**WRITTEN EXERCISE:**
Retype each line exactly. Skip images.
--- Begin ---
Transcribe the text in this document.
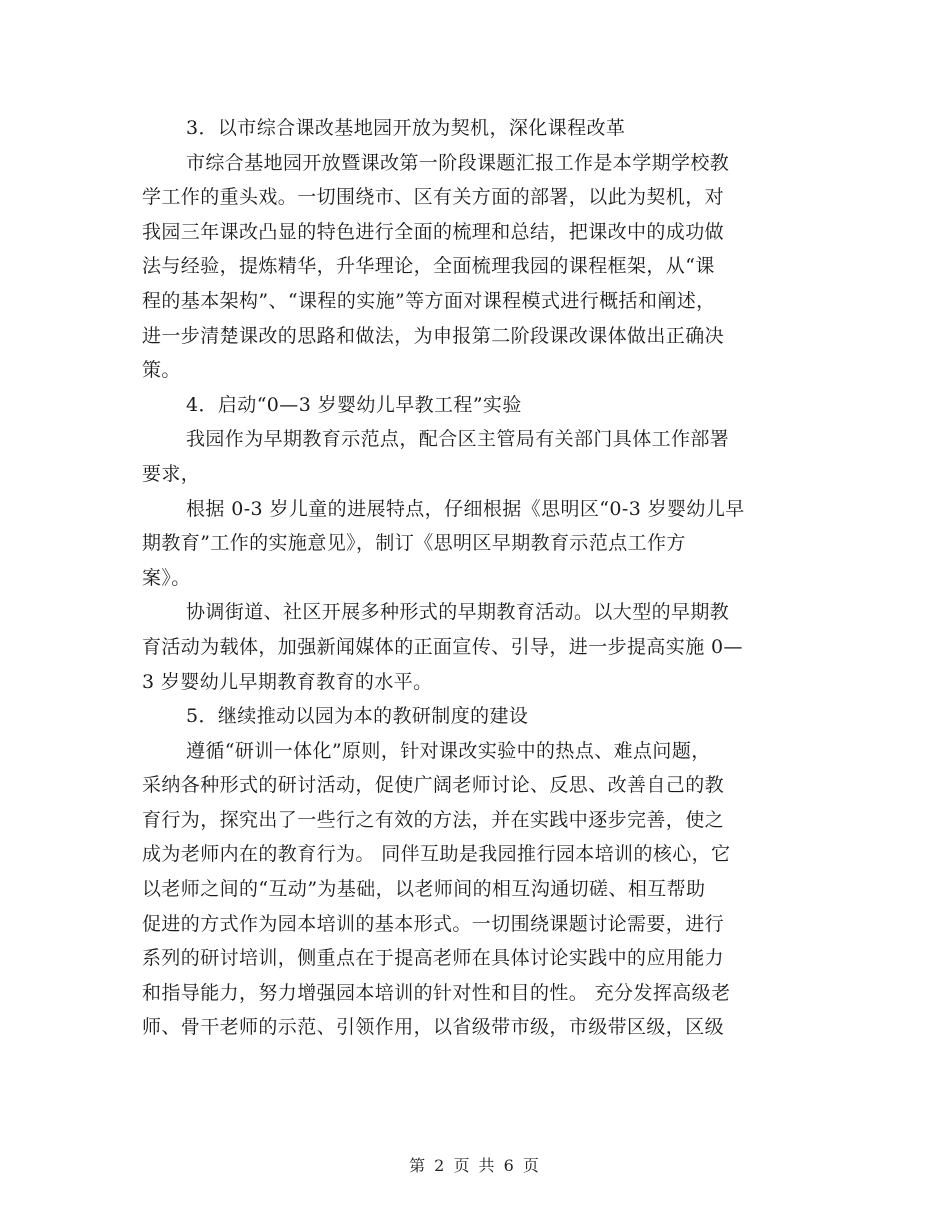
3．以市综合课改基地园开放为契机，深化课程改革
市综合基地园开放暨课改第一阶段课题汇报工作是本学期学校教
学工作的重头戏。一切围绕市、区有关方面的部署，以此为契机，对
我园三年课改凸显的特色进行全面的梳理和总结，把课改中的成功做
法与经验，提炼精华，升华理论，全面梳理我园的课程框架，从“课
程的基本架构”、“课程的实施”等方面对课程模式进行概括和阐述，
进一步清楚课改的思路和做法，为申报第二阶段课改课体做出正确决
策。
4．启动“0—3 岁婴幼儿早教工程”实验
我园作为早期教育示范点，配合区主管局有关部门具体工作部署
要求，
根据 0-3 岁儿童的进展特点，仔细根据《思明区“0-3 岁婴幼儿早
期教育”工作的实施意见》，制订《思明区早期教育示范点工作方
案》。
协调街道、社区开展多种形式的早期教育活动。以大型的早期教
育活动为载体，加强新闻媒体的正面宣传、引导，进一步提高实施 0—
3 岁婴幼儿早期教育教育的水平。
5．继续推动以园为本的教研制度的建设
遵循“研训一体化”原则，针对课改实验中的热点、难点问题，
采纳各种形式的研讨活动，促使广阔老师讨论、反思、改善自己的教
育行为，探究出了一些行之有效的方法，并在实践中逐步完善，使之
成为老师内在的教育行为。 同伴互助是我园推行园本培训的核心，它
以老师之间的“互动”为基础，以老师间的相互沟通切磋、相互帮助
促进的方式作为园本培训的基本形式。一切围绕课题讨论需要，进行
系列的研讨培训，侧重点在于提高老师在具体讨论实践中的应用能力
和指导能力，努力增强园本培训的针对性和目的性。 充分发挥高级老
师、骨干老师的示范、引领作用，以省级带市级，市级带区级，区级
第 2 页 共 6 页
--- End ---
**EXERCISE ANSWER:**
Transcribe the text in this document.
3．以市综合课改基地园开放为契机，深化课程改革
市综合基地园开放暨课改第一阶段课题汇报工作是本学期学校教
学工作的重头戏。一切围绕市、区有关方面的部署，以此为契机，对
我园三年课改凸显的特色进行全面的梳理和总结，把课改中的成功做
法与经验，提炼精华，升华理论，全面梳理我园的课程框架，从“课
程的基本架构”、“课程的实施”等方面对课程模式进行概括和阐述，
进一步清楚课改的思路和做法，为申报第二阶段课改课体做出正确决
策。
4．启动“0—3 岁婴幼儿早教工程”实验
我园作为早期教育示范点，配合区主管局有关部门具体工作部署
要求，
根据 0-3 岁儿童的进展特点，仔细根据《思明区“0-3 岁婴幼儿早
期教育”工作的实施意见》，制订《思明区早期教育示范点工作方
案》。
协调街道、社区开展多种形式的早期教育活动。以大型的早期教
育活动为载体，加强新闻媒体的正面宣传、引导，进一步提高实施 0—
3 岁婴幼儿早期教育教育的水平。
5．继续推动以园为本的教研制度的建设
遵循“研训一体化”原则，针对课改实验中的热点、难点问题，
采纳各种形式的研讨活动，促使广阔老师讨论、反思、改善自己的教
育行为，探究出了一些行之有效的方法，并在实践中逐步完善，使之
成为老师内在的教育行为。 同伴互助是我园推行园本培训的核心，它
以老师之间的“互动”为基础，以老师间的相互沟通切磋、相互帮助
促进的方式作为园本培训的基本形式。一切围绕课题讨论需要，进行
系列的研讨培训，侧重点在于提高老师在具体讨论实践中的应用能力
和指导能力，努力增强园本培训的针对性和目的性。 充分发挥高级老
师、骨干老师的示范、引领作用，以省级带市级，市级带区级，区级
第 2 页 共 6 页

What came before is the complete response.